** Dataset rows **
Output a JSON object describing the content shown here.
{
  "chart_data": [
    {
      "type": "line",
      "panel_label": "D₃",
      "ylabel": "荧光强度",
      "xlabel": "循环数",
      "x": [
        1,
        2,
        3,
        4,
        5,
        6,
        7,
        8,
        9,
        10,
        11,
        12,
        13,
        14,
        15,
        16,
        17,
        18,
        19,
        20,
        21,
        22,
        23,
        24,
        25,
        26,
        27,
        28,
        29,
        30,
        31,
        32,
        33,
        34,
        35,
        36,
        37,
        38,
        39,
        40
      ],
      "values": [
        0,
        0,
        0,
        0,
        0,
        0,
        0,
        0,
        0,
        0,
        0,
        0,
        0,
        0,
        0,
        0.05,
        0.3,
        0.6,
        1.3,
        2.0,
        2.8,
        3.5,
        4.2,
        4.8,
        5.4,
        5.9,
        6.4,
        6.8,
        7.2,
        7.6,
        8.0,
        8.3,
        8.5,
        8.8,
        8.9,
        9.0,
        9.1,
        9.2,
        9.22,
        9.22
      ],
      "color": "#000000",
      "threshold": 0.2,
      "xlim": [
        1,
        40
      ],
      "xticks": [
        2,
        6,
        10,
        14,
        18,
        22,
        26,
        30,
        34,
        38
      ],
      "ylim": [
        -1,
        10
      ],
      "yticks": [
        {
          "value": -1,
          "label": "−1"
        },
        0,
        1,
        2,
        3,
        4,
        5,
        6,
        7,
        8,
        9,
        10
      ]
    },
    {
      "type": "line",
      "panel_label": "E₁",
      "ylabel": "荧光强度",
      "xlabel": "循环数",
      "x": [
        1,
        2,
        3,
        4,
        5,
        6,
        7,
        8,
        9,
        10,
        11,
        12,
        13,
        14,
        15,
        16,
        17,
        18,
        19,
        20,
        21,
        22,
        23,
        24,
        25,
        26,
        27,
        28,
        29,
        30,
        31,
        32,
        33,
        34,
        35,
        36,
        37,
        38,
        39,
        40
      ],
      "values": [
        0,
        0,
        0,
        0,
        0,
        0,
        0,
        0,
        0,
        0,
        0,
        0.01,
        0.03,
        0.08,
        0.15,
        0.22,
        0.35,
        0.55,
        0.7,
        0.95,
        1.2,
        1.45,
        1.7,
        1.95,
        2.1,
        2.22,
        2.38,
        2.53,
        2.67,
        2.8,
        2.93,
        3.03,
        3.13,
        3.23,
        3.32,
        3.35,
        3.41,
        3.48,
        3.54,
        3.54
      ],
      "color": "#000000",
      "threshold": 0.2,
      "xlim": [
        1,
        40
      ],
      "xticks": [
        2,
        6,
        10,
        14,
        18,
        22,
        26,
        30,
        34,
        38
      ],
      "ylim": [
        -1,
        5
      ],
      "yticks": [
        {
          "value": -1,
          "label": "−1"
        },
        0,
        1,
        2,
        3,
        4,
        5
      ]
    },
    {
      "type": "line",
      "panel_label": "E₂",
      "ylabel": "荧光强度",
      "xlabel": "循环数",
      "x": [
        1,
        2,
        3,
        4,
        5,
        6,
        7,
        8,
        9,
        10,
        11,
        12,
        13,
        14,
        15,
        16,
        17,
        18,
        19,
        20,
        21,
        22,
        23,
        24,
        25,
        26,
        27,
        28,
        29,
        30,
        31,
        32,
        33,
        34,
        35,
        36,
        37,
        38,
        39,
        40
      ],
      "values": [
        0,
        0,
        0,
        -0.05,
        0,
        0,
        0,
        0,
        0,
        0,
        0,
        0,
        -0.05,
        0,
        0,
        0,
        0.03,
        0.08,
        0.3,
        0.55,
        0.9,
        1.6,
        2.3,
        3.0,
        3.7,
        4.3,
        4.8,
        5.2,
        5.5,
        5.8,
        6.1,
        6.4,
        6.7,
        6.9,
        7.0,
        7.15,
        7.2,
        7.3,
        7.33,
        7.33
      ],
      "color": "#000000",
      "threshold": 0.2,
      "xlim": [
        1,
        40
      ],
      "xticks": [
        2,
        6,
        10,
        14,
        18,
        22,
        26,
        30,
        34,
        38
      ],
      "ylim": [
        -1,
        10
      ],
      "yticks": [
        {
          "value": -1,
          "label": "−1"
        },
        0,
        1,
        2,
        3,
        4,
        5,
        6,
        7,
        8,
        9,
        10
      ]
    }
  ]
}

** Goal **
Copy out all the entries shown above, character for character.

** Answer to this task **
Output a JSON object describing the content shown here.
{
  "chart_data": [
    {
      "type": "line",
      "panel_label": "D₃",
      "ylabel": "荧光强度",
      "xlabel": "循环数",
      "x": [
        1,
        2,
        3,
        4,
        5,
        6,
        7,
        8,
        9,
        10,
        11,
        12,
        13,
        14,
        15,
        16,
        17,
        18,
        19,
        20,
        21,
        22,
        23,
        24,
        25,
        26,
        27,
        28,
        29,
        30,
        31,
        32,
        33,
        34,
        35,
        36,
        37,
        38,
        39,
        40
      ],
      "values": [
        0,
        0,
        0,
        0,
        0,
        0,
        0,
        0,
        0,
        0,
        0,
        0,
        0,
        0,
        0,
        0.05,
        0.3,
        0.6,
        1.3,
        2.0,
        2.8,
        3.5,
        4.2,
        4.8,
        5.4,
        5.9,
        6.4,
        6.8,
        7.2,
        7.6,
        8.0,
        8.3,
        8.5,
        8.8,
        8.9,
        9.0,
        9.1,
        9.2,
        9.22,
        9.22
      ],
      "color": "#000000",
      "threshold": 0.2,
      "xlim": [
        1,
        40
      ],
      "xticks": [
        2,
        6,
        10,
        14,
        18,
        22,
        26,
        30,
        34,
        38
      ],
      "ylim": [
        -1,
        10
      ],
      "yticks": [
        {
          "value": -1,
          "label": "−1"
        },
        0,
        1,
        2,
        3,
        4,
        5,
        6,
        7,
        8,
        9,
        10
      ]
    },
    {
      "type": "line",
      "panel_label": "E₁",
      "ylabel": "荧光强度",
      "xlabel": "循环数",
      "x": [
        1,
        2,
        3,
        4,
        5,
        6,
        7,
        8,
        9,
        10,
        11,
        12,
        13,
        14,
        15,
        16,
        17,
        18,
        19,
        20,
        21,
        22,
        23,
        24,
        25,
        26,
        27,
        28,
        29,
        30,
        31,
        32,
        33,
        34,
        35,
        36,
        37,
        38,
        39,
        40
      ],
      "values": [
        0,
        0,
        0,
        0,
        0,
        0,
        0,
        0,
        0,
        0,
        0,
        0.01,
        0.03,
        0.08,
        0.15,
        0.22,
        0.35,
        0.55,
        0.7,
        0.95,
        1.2,
        1.45,
        1.7,
        1.95,
        2.1,
        2.22,
        2.38,
        2.53,
        2.67,
        2.8,
        2.93,
        3.03,
        3.13,
        3.23,
        3.32,
        3.35,
        3.41,
        3.48,
        3.54,
        3.54
      ],
      "color": "#000000",
      "threshold": 0.2,
      "xlim": [
        1,
        40
      ],
      "xticks": [
        2,
        6,
        10,
        14,
        18,
        22,
        26,
        30,
        34,
        38
      ],
      "ylim": [
        -1,
        5
      ],
      "yticks": [
        {
          "value": -1,
          "label": "−1"
        },
        0,
        1,
        2,
        3,
        4,
        5
      ]
    },
    {
      "type": "line",
      "panel_label": "E₂",
      "ylabel": "荧光强度",
      "xlabel": "循环数",
      "x": [
        1,
        2,
        3,
        4,
        5,
        6,
        7,
        8,
        9,
        10,
        11,
        12,
        13,
        14,
        15,
        16,
        17,
        18,
        19,
        20,
        21,
        22,
        23,
        24,
        25,
        26,
        27,
        28,
        29,
        30,
        31,
        32,
        33,
        34,
        35,
        36,
        37,
        38,
        39,
        40
      ],
      "values": [
        0,
        0,
        0,
        -0.05,
        0,
        0,
        0,
        0,
        0,
        0,
        0,
        0,
        -0.05,
        0,
        0,
        0,
        0.03,
        0.08,
        0.3,
        0.55,
        0.9,
        1.6,
        2.3,
        3.0,
        3.7,
        4.3,
        4.8,
        5.2,
        5.5,
        5.8,
        6.1,
        6.4,
        6.7,
        6.9,
        7.0,
        7.15,
        7.2,
        7.3,
        7.33,
        7.33
      ],
      "color": "#000000",
      "threshold": 0.2,
      "xlim": [
        1,
        40
      ],
      "xticks": [
        2,
        6,
        10,
        14,
        18,
        22,
        26,
        30,
        34,
        38
      ],
      "ylim": [
        -1,
        10
      ],
      "yticks": [
        {
          "value": -1,
          "label": "−1"
        },
        0,
        1,
        2,
        3,
        4,
        5,
        6,
        7,
        8,
        9,
        10
      ]
    }
  ]
}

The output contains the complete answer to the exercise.